● EXERCISE DETAILS
Copy out all of the data exactly as it appears.

● INPUT RECORDS
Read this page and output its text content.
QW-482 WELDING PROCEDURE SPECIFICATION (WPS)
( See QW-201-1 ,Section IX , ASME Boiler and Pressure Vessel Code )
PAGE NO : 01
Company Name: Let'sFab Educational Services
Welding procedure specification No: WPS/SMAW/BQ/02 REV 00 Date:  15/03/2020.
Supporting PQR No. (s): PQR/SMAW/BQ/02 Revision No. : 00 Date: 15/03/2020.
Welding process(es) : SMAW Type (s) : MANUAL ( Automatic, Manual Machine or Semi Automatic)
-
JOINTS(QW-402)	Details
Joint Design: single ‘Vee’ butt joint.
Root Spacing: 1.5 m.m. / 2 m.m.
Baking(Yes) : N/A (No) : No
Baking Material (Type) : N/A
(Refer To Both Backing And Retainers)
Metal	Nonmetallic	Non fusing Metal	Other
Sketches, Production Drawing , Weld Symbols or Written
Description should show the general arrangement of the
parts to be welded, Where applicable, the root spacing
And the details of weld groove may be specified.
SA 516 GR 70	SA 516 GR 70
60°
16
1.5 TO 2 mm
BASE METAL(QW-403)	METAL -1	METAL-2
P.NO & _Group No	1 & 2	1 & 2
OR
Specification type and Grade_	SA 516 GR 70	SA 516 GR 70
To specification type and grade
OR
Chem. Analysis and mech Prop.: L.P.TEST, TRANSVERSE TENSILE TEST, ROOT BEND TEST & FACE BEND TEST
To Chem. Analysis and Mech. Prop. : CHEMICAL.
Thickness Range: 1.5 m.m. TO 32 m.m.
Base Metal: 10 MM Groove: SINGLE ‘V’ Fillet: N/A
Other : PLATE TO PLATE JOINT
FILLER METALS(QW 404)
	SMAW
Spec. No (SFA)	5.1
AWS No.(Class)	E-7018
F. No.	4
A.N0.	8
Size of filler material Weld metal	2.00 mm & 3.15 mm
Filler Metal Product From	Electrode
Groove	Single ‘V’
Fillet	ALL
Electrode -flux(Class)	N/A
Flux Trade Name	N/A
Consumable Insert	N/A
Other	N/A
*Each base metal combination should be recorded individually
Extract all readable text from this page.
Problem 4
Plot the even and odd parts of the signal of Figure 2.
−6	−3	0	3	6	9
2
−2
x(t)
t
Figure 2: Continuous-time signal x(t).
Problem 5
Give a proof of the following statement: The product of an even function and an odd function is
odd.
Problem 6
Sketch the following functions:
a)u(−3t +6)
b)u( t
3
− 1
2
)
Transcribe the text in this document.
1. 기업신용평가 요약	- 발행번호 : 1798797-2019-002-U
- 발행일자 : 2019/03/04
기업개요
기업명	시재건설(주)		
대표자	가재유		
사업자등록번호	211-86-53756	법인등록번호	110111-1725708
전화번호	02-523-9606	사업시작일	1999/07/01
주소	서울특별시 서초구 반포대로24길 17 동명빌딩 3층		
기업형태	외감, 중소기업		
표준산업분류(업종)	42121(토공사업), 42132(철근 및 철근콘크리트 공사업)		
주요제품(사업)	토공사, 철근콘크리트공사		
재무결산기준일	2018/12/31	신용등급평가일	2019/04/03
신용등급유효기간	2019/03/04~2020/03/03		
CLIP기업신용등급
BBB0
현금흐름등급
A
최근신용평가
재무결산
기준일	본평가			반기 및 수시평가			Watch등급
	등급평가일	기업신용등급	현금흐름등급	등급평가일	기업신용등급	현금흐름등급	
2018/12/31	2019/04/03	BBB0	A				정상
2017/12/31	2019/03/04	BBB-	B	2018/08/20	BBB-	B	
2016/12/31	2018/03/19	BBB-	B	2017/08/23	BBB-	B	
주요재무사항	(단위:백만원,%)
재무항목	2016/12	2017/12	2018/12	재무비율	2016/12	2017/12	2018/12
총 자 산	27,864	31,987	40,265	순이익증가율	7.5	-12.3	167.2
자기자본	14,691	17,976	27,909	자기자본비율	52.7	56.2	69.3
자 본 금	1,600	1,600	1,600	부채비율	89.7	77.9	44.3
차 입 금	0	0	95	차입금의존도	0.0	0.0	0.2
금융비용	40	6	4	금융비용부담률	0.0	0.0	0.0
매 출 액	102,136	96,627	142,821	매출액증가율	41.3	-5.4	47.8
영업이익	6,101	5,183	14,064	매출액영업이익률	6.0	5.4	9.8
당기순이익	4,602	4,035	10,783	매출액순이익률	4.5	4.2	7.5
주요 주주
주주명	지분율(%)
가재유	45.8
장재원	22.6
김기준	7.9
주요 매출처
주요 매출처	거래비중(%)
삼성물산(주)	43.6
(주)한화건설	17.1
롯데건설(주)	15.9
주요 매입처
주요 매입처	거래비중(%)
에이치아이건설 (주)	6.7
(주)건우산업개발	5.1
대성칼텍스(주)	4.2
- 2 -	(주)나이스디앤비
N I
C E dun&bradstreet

● ANSWER TO THE PROBLEM
Read this page and output its text content.
QW-482 WELDING PROCEDURE SPECIFICATION (WPS)
( See QW-201-1 ,Section IX , ASME Boiler and Pressure Vessel Code )
PAGE NO : 01
Company Name: Let'sFab Educational Services
Welding procedure specification No: WPS/SMAW/BQ/02 REV 00 Date:  15/03/2020.
Supporting PQR No. (s): PQR/SMAW/BQ/02 Revision No. : 00 Date: 15/03/2020.
Welding process(es) : SMAW Type (s) : MANUAL ( Automatic, Manual Machine or Semi Automatic)
-
JOINTS(QW-402)	Details
Joint Design: single ‘Vee’ butt joint.
Root Spacing: 1.5 m.m. / 2 m.m.
Baking(Yes) : N/A (No) : No
Baking Material (Type) : N/A
(Refer To Both Backing And Retainers)
Metal	Nonmetallic	Non fusing Metal	Other
Sketches, Production Drawing , Weld Symbols or Written
Description should show the general arrangement of the
parts to be welded, Where applicable, the root spacing
And the details of weld groove may be specified.
SA 516 GR 70	SA 516 GR 70
60°
16
1.5 TO 2 mm
BASE METAL(QW-403)	METAL -1	METAL-2
P.NO & _Group No	1 & 2	1 & 2
OR
Specification type and Grade_	SA 516 GR 70	SA 516 GR 70
To specification type and grade
OR
Chem. Analysis and mech Prop.: L.P.TEST, TRANSVERSE TENSILE TEST, ROOT BEND TEST & FACE BEND TEST
To Chem. Analysis and Mech. Prop. : CHEMICAL.
Thickness Range: 1.5 m.m. TO 32 m.m.
Base Metal: 10 MM Groove: SINGLE ‘V’ Fillet: N/A
Other : PLATE TO PLATE JOINT
FILLER METALS(QW 404)
	SMAW
Spec. No (SFA)	5.1
AWS No.(Class)	E-7018
F. No.	4
A.N0.	8
Size of filler material Weld metal	2.00 mm & 3.15 mm
Filler Metal Product From	Electrode
Groove	Single ‘V’
Fillet	ALL
Electrode -flux(Class)	N/A
Flux Trade Name	N/A
Consumable Insert	N/A
Other	N/A
*Each base metal combination should be recorded individually
Extract all readable text from this page.
Problem 4
Plot the even and odd parts of the signal of Figure 2.
−6	−3	0	3	6	9
2
−2
x(t)
t
Figure 2: Continuous-time signal x(t).
Problem 5
Give a proof of the following statement: The product of an even function and an odd function is
odd.
Problem 6
Sketch the following functions:
a)u(−3t +6)
b)u( t
3
− 1
2
)
Transcribe the text in this document.
1. 기업신용평가 요약	- 발행번호 : 1798797-2019-002-U
- 발행일자 : 2019/03/04
기업개요
기업명	시재건설(주)		
대표자	가재유		
사업자등록번호	211-86-53756	법인등록번호	110111-1725708
전화번호	02-523-9606	사업시작일	1999/07/01
주소	서울특별시 서초구 반포대로24길 17 동명빌딩 3층		
기업형태	외감, 중소기업		
표준산업분류(업종)	42121(토공사업), 42132(철근 및 철근콘크리트 공사업)		
주요제품(사업)	토공사, 철근콘크리트공사		
재무결산기준일	2018/12/31	신용등급평가일	2019/04/03
신용등급유효기간	2019/03/04~2020/03/03		
CLIP기업신용등급
BBB0
현금흐름등급
A
최근신용평가
재무결산
기준일	본평가			반기 및 수시평가			Watch등급
	등급평가일	기업신용등급	현금흐름등급	등급평가일	기업신용등급	현금흐름등급	
2018/12/31	2019/04/03	BBB0	A				정상
2017/12/31	2019/03/04	BBB-	B	2018/08/20	BBB-	B	
2016/12/31	2018/03/19	BBB-	B	2017/08/23	BBB-	B	
주요재무사항	(단위:백만원,%)
재무항목	2016/12	2017/12	2018/12	재무비율	2016/12	2017/12	2018/12
총 자 산	27,864	31,987	40,265	순이익증가율	7.5	-12.3	167.2
자기자본	14,691	17,976	27,909	자기자본비율	52.7	56.2	69.3
자 본 금	1,600	1,600	1,600	부채비율	89.7	77.9	44.3
차 입 금	0	0	95	차입금의존도	0.0	0.0	0.2
금융비용	40	6	4	금융비용부담률	0.0	0.0	0.0
매 출 액	102,136	96,627	142,821	매출액증가율	41.3	-5.4	47.8
영업이익	6,101	5,183	14,064	매출액영업이익률	6.0	5.4	9.8
당기순이익	4,602	4,035	10,783	매출액순이익률	4.5	4.2	7.5
주요 주주
주주명	지분율(%)
가재유	45.8
장재원	22.6
김기준	7.9
주요 매출처
주요 매출처	거래비중(%)
삼성물산(주)	43.6
(주)한화건설	17.1
롯데건설(주)	15.9
주요 매입처
주요 매입처	거래비중(%)
에이치아이건설 (주)	6.7
(주)건우산업개발	5.1
대성칼텍스(주)	4.2
- 2 -	(주)나이스디앤비
N I
C E dun&bradstreet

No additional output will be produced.